>> Start GIVEN DATA
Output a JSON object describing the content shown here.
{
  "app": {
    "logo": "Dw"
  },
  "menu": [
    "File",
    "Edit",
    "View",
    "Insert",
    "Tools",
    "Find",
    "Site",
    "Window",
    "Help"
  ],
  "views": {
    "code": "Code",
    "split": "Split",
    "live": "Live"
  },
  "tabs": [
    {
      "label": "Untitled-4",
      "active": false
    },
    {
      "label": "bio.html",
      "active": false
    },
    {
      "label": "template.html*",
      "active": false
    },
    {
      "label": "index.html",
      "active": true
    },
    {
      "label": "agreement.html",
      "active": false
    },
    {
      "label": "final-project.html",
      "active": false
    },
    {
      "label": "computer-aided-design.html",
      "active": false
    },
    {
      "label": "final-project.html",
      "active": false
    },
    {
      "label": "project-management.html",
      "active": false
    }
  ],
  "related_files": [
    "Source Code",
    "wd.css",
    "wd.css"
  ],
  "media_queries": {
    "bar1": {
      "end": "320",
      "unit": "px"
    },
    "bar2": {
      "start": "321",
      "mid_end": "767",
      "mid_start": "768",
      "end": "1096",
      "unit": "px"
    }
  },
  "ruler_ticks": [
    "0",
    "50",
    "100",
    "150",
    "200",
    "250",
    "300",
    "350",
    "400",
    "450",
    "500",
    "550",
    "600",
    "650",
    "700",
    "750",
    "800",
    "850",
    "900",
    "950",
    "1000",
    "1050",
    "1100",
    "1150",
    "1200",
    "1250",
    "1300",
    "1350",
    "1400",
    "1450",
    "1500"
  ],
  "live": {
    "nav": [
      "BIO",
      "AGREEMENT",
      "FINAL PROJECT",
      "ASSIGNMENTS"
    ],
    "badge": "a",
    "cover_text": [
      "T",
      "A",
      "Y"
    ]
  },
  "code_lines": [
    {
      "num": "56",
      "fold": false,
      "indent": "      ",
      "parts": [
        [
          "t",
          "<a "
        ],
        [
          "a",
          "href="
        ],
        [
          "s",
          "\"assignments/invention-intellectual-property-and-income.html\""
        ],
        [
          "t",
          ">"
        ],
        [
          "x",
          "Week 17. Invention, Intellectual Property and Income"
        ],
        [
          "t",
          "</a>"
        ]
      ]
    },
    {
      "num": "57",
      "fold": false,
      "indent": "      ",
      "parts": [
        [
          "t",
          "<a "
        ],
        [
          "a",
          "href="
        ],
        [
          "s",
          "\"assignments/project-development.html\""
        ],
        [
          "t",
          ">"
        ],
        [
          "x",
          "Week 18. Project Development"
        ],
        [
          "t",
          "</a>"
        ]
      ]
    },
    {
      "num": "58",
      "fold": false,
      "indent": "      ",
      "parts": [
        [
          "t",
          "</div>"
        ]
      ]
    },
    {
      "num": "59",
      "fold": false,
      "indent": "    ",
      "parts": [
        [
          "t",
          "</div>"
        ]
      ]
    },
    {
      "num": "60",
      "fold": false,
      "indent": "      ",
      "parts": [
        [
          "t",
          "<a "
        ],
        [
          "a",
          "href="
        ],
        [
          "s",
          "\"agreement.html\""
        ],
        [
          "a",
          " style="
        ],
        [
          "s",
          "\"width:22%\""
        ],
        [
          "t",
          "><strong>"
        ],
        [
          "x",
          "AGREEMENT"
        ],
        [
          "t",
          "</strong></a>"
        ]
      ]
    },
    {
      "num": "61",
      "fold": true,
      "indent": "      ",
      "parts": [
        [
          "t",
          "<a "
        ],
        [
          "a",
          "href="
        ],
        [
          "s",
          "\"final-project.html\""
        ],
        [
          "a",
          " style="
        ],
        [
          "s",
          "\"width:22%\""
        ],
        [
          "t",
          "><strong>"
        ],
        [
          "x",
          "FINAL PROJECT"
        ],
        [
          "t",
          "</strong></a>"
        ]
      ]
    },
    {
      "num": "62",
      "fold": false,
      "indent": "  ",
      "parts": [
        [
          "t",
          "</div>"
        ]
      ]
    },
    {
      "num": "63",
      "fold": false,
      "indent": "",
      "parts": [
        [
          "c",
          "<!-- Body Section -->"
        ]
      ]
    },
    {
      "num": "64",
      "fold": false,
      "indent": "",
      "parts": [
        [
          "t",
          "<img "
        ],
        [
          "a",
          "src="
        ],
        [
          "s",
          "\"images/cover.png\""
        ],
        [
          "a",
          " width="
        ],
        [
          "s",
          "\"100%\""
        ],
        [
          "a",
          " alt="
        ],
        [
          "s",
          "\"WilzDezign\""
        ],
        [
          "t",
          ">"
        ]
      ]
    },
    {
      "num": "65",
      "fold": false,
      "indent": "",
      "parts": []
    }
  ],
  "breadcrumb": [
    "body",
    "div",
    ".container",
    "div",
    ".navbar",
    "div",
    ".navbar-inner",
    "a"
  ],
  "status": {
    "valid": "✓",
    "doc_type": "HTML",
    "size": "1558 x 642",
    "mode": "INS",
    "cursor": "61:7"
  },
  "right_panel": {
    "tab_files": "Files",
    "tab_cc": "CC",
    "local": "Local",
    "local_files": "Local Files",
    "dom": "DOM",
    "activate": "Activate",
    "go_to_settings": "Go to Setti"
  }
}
>> End GIVEN DATA
• EXERCISE DIRECTIONS: Produce an exact copy of the whole listing.

• TASK OUTPUT:
Output a JSON object describing the content shown here.
{
  "app": {
    "logo": "Dw"
  },
  "menu": [
    "File",
    "Edit",
    "View",
    "Insert",
    "Tools",
    "Find",
    "Site",
    "Window",
    "Help"
  ],
  "views": {
    "code": "Code",
    "split": "Split",
    "live": "Live"
  },
  "tabs": [
    {
      "label": "Untitled-4",
      "active": false
    },
    {
      "label": "bio.html",
      "active": false
    },
    {
      "label": "template.html*",
      "active": false
    },
    {
      "label": "index.html",
      "active": true
    },
    {
      "label": "agreement.html",
      "active": false
    },
    {
      "label": "final-project.html",
      "active": false
    },
    {
      "label": "computer-aided-design.html",
      "active": false
    },
    {
      "label": "final-project.html",
      "active": false
    },
    {
      "label": "project-management.html",
      "active": false
    }
  ],
  "related_files": [
    "Source Code",
    "wd.css",
    "wd.css"
  ],
  "media_queries": {
    "bar1": {
      "end": "320",
      "unit": "px"
    },
    "bar2": {
      "start": "321",
      "mid_end": "767",
      "mid_start": "768",
      "end": "1096",
      "unit": "px"
    }
  },
  "ruler_ticks": [
    "0",
    "50",
    "100",
    "150",
    "200",
    "250",
    "300",
    "350",
    "400",
    "450",
    "500",
    "550",
    "600",
    "650",
    "700",
    "750",
    "800",
    "850",
    "900",
    "950",
    "1000",
    "1050",
    "1100",
    "1150",
    "1200",
    "1250",
    "1300",
    "1350",
    "1400",
    "1450",
    "1500"
  ],
  "live": {
    "nav": [
      "BIO",
      "AGREEMENT",
      "FINAL PROJECT",
      "ASSIGNMENTS"
    ],
    "badge": "a",
    "cover_text": [
      "T",
      "A",
      "Y"
    ]
  },
  "code_lines": [
    {
      "num": "56",
      "fold": false,
      "indent": "      ",
      "parts": [
        [
          "t",
          "<a "
        ],
        [
          "a",
          "href="
        ],
        [
          "s",
          "\"assignments/invention-intellectual-property-and-income.html\""
        ],
        [
          "t",
          ">"
        ],
        [
          "x",
          "Week 17. Invention, Intellectual Property and Income"
        ],
        [
          "t",
          "</a>"
        ]
      ]
    },
    {
      "num": "57",
      "fold": false,
      "indent": "      ",
      "parts": [
        [
          "t",
          "<a "
        ],
        [
          "a",
          "href="
        ],
        [
          "s",
          "\"assignments/project-development.html\""
        ],
        [
          "t",
          ">"
        ],
        [
          "x",
          "Week 18. Project Development"
        ],
        [
          "t",
          "</a>"
        ]
      ]
    },
    {
      "num": "58",
      "fold": false,
      "indent": "      ",
      "parts": [
        [
          "t",
          "</div>"
        ]
      ]
    },
    {
      "num": "59",
      "fold": false,
      "indent": "    ",
      "parts": [
        [
          "t",
          "</div>"
        ]
      ]
    },
    {
      "num": "60",
      "fold": false,
      "indent": "      ",
      "parts": [
        [
          "t",
          "<a "
        ],
        [
          "a",
          "href="
        ],
        [
          "s",
          "\"agreement.html\""
        ],
        [
          "a",
          " style="
        ],
        [
          "s",
          "\"width:22%\""
        ],
        [
          "t",
          "><strong>"
        ],
        [
          "x",
          "AGREEMENT"
        ],
        [
          "t",
          "</strong></a>"
        ]
      ]
    },
    {
      "num": "61",
      "fold": true,
      "indent": "      ",
      "parts": [
        [
          "t",
          "<a "
        ],
        [
          "a",
          "href="
        ],
        [
          "s",
          "\"final-project.html\""
        ],
        [
          "a",
          " style="
        ],
        [
          "s",
          "\"width:22%\""
        ],
        [
          "t",
          "><strong>"
        ],
        [
          "x",
          "FINAL PROJECT"
        ],
        [
          "t",
          "</strong></a>"
        ]
      ]
    },
    {
      "num": "62",
      "fold": false,
      "indent": "  ",
      "parts": [
        [
          "t",
          "</div>"
        ]
      ]
    },
    {
      "num": "63",
      "fold": false,
      "indent": "",
      "parts": [
        [
          "c",
          "<!-- Body Section -->"
        ]
      ]
    },
    {
      "num": "64",
      "fold": false,
      "indent": "",
      "parts": [
        [
          "t",
          "<img "
        ],
        [
          "a",
          "src="
        ],
        [
          "s",
          "\"images/cover.png\""
        ],
        [
          "a",
          " width="
        ],
        [
          "s",
          "\"100%\""
        ],
        [
          "a",
          " alt="
        ],
        [
          "s",
          "\"WilzDezign\""
        ],
        [
          "t",
          ">"
        ]
      ]
    },
    {
      "num": "65",
      "fold": false,
      "indent": "",
      "parts": []
    }
  ],
  "breadcrumb": [
    "body",
    "div",
    ".container",
    "div",
    ".navbar",
    "div",
    ".navbar-inner",
    "a"
  ],
  "status": {
    "valid": "✓",
    "doc_type": "HTML",
    "size": "1558 x 642",
    "mode": "INS",
    "cursor": "61:7"
  },
  "right_panel": {
    "tab_files": "Files",
    "tab_cc": "CC",
    "local": "Local",
    "local_files": "Local Files",
    "dom": "DOM",
    "activate": "Activate",
    "go_to_settings": "Go to Setti"
  }
}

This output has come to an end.